### TO DO:
Transcribe the entries below exactly.

### MATERIALS PROVIDED:
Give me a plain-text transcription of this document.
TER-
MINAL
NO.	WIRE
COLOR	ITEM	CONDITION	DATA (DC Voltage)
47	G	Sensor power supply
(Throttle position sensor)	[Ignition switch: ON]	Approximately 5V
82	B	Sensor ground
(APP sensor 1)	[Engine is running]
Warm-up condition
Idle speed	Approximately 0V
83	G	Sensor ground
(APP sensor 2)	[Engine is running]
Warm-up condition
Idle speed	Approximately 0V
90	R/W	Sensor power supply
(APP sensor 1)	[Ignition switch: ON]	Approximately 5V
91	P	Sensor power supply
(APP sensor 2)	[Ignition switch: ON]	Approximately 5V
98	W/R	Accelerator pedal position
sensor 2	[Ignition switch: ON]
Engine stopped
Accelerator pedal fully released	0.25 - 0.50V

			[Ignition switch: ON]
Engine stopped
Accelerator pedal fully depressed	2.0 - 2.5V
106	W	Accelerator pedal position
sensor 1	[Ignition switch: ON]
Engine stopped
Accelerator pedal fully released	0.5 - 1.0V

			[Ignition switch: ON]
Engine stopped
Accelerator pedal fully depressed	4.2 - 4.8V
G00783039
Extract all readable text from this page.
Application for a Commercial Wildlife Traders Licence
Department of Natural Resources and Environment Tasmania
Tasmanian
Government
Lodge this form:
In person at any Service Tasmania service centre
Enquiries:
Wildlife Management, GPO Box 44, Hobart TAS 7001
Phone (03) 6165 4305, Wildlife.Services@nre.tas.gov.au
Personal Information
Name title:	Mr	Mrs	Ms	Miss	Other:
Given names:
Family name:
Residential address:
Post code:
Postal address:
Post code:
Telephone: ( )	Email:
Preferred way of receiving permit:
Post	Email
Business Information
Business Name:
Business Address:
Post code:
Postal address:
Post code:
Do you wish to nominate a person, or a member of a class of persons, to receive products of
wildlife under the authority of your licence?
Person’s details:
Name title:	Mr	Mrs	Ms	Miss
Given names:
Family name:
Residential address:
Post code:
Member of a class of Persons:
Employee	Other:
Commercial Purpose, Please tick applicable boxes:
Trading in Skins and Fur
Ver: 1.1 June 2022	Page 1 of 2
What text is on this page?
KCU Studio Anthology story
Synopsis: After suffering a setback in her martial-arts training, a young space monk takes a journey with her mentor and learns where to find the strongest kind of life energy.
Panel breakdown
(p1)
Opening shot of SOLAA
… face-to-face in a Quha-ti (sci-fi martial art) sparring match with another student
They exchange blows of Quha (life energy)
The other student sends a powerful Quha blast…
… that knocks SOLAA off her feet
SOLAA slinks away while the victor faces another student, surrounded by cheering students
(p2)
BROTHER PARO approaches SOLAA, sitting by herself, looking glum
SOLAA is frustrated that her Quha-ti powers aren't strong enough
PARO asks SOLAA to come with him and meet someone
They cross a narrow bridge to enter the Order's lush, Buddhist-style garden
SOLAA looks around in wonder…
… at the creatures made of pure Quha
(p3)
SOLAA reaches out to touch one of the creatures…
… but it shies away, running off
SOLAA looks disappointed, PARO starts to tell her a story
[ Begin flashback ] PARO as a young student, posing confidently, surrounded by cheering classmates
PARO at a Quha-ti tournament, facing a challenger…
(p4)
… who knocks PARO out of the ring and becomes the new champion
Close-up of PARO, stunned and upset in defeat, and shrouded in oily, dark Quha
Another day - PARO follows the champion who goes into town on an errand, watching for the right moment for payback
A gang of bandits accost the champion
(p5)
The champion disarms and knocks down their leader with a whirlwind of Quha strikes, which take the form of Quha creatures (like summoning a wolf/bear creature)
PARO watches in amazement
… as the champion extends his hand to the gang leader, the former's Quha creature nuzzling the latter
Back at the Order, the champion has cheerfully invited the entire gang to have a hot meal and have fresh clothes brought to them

### RESULT:
Give me a plain-text transcription of this document.
TER-
MINAL
NO.	WIRE
COLOR	ITEM	CONDITION	DATA (DC Voltage)
47	G	Sensor power supply
(Throttle position sensor)	[Ignition switch: ON]	Approximately 5V
82	B	Sensor ground
(APP sensor 1)	[Engine is running]
Warm-up condition
Idle speed	Approximately 0V
83	G	Sensor ground
(APP sensor 2)	[Engine is running]
Warm-up condition
Idle speed	Approximately 0V
90	R/W	Sensor power supply
(APP sensor 1)	[Ignition switch: ON]	Approximately 5V
91	P	Sensor power supply
(APP sensor 2)	[Ignition switch: ON]	Approximately 5V
98	W/R	Accelerator pedal position
sensor 2	[Ignition switch: ON]
Engine stopped
Accelerator pedal fully released	0.25 - 0.50V

			[Ignition switch: ON]
Engine stopped
Accelerator pedal fully depressed	2.0 - 2.5V
106	W	Accelerator pedal position
sensor 1	[Ignition switch: ON]
Engine stopped
Accelerator pedal fully released	0.5 - 1.0V

			[Ignition switch: ON]
Engine stopped
Accelerator pedal fully depressed	4.2 - 4.8V
G00783039
Extract all readable text from this page.
Application for a Commercial Wildlife Traders Licence
Department of Natural Resources and Environment Tasmania
Tasmanian
Government
Lodge this form:
In person at any Service Tasmania service centre
Enquiries:
Wildlife Management, GPO Box 44, Hobart TAS 7001
Phone (03) 6165 4305, Wildlife.Services@nre.tas.gov.au
Personal Information
Name title:	Mr	Mrs	Ms	Miss	Other:
Given names:
Family name:
Residential address:
Post code:
Postal address:
Post code:
Telephone: ( )	Email:
Preferred way of receiving permit:
Post	Email
Business Information
Business Name:
Business Address:
Post code:
Postal address:
Post code:
Do you wish to nominate a person, or a member of a class of persons, to receive products of
wildlife under the authority of your licence?
Person’s details:
Name title:	Mr	Mrs	Ms	Miss
Given names:
Family name:
Residential address:
Post code:
Member of a class of Persons:
Employee	Other:
Commercial Purpose, Please tick applicable boxes:
Trading in Skins and Fur
Ver: 1.1 June 2022	Page 1 of 2
What text is on this page?
KCU Studio Anthology story
Synopsis: After suffering a setback in her martial-arts training, a young space monk takes a journey with her mentor and learns where to find the strongest kind of life energy.
Panel breakdown
(p1)
Opening shot of SOLAA
… face-to-face in a Quha-ti (sci-fi martial art) sparring match with another student
They exchange blows of Quha (life energy)
The other student sends a powerful Quha blast…
… that knocks SOLAA off her feet
SOLAA slinks away while the victor faces another student, surrounded by cheering students
(p2)
BROTHER PARO approaches SOLAA, sitting by herself, looking glum
SOLAA is frustrated that her Quha-ti powers aren't strong enough
PARO asks SOLAA to come with him and meet someone
They cross a narrow bridge to enter the Order's lush, Buddhist-style garden
SOLAA looks around in wonder…
… at the creatures made of pure Quha
(p3)
SOLAA reaches out to touch one of the creatures…
… but it shies away, running off
SOLAA looks disappointed, PARO starts to tell her a story
[ Begin flashback ] PARO as a young student, posing confidently, surrounded by cheering classmates
PARO at a Quha-ti tournament, facing a challenger…
(p4)
… who knocks PARO out of the ring and becomes the new champion
Close-up of PARO, stunned and upset in defeat, and shrouded in oily, dark Quha
Another day - PARO follows the champion who goes into town on an errand, watching for the right moment for payback
A gang of bandits accost the champion
(p5)
The champion disarms and knocks down their leader with a whirlwind of Quha strikes, which take the form of Quha creatures (like summoning a wolf/bear creature)
PARO watches in amazement
… as the champion extends his hand to the gang leader, the former's Quha creature nuzzling the latter
Back at the Order, the champion has cheerfully invited the entire gang to have a hot meal and have fresh clothes brought to them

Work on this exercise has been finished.